• **Set exercise**: Pictures in the data below are not part of the copy; transcribe everything else exactly.

----

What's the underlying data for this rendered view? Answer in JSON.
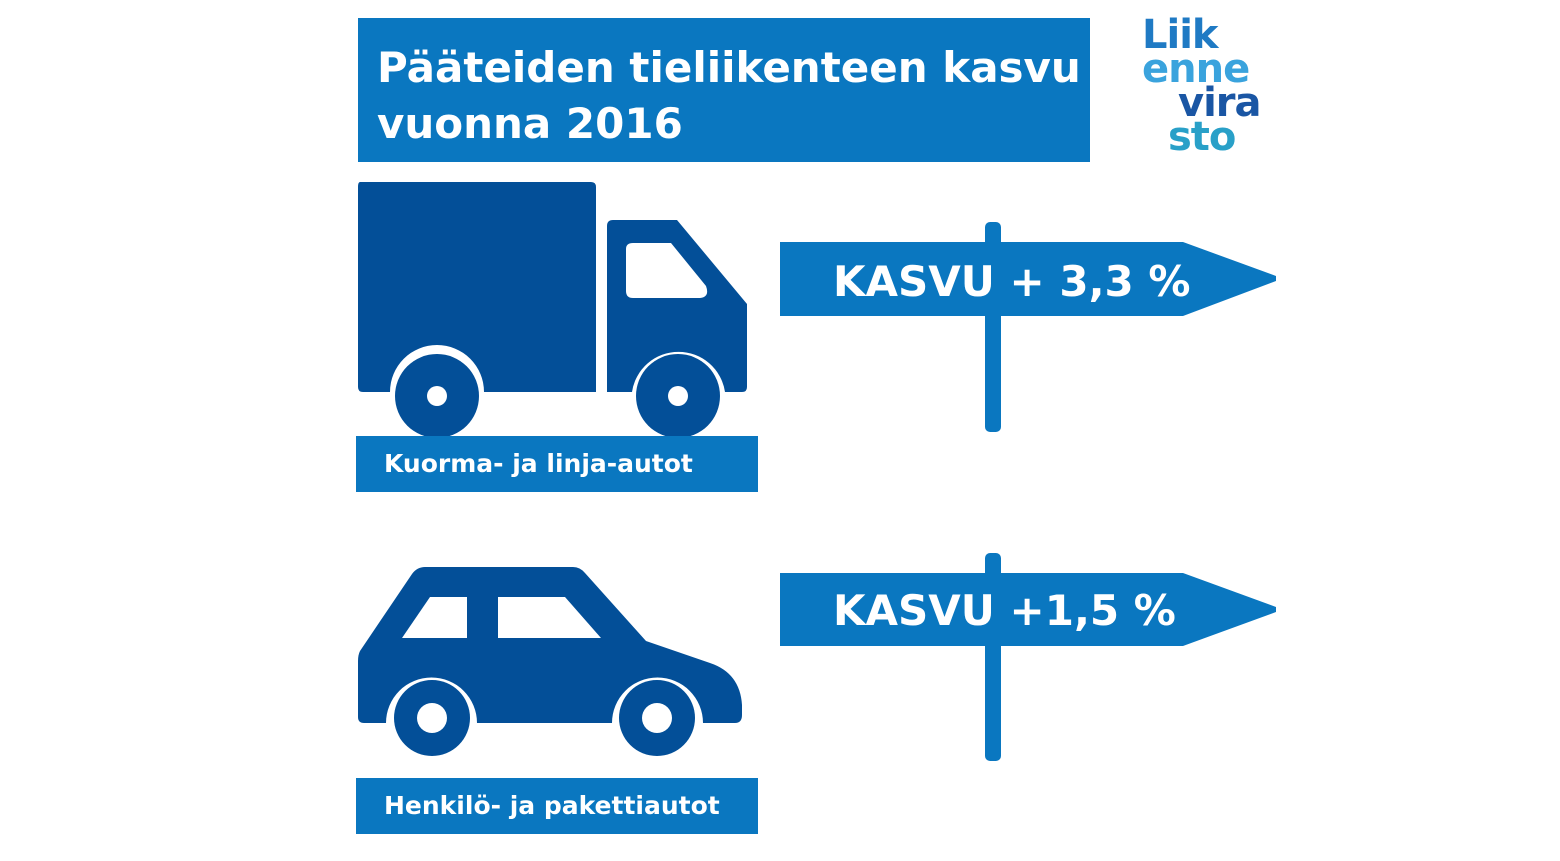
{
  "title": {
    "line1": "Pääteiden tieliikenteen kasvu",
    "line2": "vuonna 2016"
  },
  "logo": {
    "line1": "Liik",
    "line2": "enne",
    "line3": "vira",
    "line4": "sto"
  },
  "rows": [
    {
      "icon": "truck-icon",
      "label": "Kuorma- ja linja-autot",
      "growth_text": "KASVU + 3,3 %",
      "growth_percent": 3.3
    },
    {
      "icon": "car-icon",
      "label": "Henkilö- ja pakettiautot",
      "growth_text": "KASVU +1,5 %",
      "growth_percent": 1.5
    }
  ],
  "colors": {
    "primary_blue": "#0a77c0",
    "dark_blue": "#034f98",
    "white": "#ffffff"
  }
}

----

• **Solution to this problem**:
What's the underlying data for this rendered view? Answer in JSON.
{
  "title": {
    "line1": "Pääteiden tieliikenteen kasvu",
    "line2": "vuonna 2016"
  },
  "logo": {
    "line1": "Liik",
    "line2": "enne",
    "line3": "vira",
    "line4": "sto"
  },
  "rows": [
    {
      "icon": "truck-icon",
      "label": "Kuorma- ja linja-autot",
      "growth_text": "KASVU + 3,3 %",
      "growth_percent": 3.3
    },
    {
      "icon": "car-icon",
      "label": "Henkilö- ja pakettiautot",
      "growth_text": "KASVU +1,5 %",
      "growth_percent": 1.5
    }
  ],
  "colors": {
    "primary_blue": "#0a77c0",
    "dark_blue": "#034f98",
    "white": "#ffffff"
  }
}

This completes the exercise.